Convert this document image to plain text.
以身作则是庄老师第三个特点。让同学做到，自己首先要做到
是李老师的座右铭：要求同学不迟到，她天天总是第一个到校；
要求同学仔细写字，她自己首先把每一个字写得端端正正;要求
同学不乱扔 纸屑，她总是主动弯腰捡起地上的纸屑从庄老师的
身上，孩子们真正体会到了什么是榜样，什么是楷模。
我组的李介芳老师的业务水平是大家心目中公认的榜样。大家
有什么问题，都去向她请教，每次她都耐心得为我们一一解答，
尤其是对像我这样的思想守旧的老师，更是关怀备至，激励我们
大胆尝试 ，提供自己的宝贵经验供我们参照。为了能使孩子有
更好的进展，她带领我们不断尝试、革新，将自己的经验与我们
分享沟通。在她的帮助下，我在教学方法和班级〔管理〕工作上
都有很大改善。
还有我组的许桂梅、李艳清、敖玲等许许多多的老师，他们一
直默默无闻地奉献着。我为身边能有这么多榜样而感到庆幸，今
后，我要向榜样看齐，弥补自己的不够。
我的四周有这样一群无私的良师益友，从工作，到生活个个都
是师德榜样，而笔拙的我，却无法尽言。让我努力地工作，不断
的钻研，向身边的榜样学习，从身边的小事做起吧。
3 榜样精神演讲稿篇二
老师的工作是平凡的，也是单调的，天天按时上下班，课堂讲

================================

### Set task
Using the data above, reproduce every line exactly.

### Written solution
Convert this document image to plain text.
以身作则是庄老师第三个特点。让同学做到，自己首先要做到
是李老师的座右铭：要求同学不迟到，她天天总是第一个到校；
要求同学仔细写字，她自己首先把每一个字写得端端正正;要求
同学不乱扔 纸屑，她总是主动弯腰捡起地上的纸屑从庄老师的
身上，孩子们真正体会到了什么是榜样，什么是楷模。
我组的李介芳老师的业务水平是大家心目中公认的榜样。大家
有什么问题，都去向她请教，每次她都耐心得为我们一一解答，
尤其是对像我这样的思想守旧的老师，更是关怀备至，激励我们
大胆尝试 ，提供自己的宝贵经验供我们参照。为了能使孩子有
更好的进展，她带领我们不断尝试、革新，将自己的经验与我们
分享沟通。在她的帮助下，我在教学方法和班级〔管理〕工作上
都有很大改善。
还有我组的许桂梅、李艳清、敖玲等许许多多的老师，他们一
直默默无闻地奉献着。我为身边能有这么多榜样而感到庆幸，今
后，我要向榜样看齐，弥补自己的不够。
我的四周有这样一群无私的良师益友，从工作，到生活个个都
是师德榜样，而笔拙的我，却无法尽言。让我努力地工作，不断
的钻研，向身边的榜样学习，从身边的小事做起吧。
3 榜样精神演讲稿篇二
老师的工作是平凡的，也是单调的，天天按时上下班，课堂讲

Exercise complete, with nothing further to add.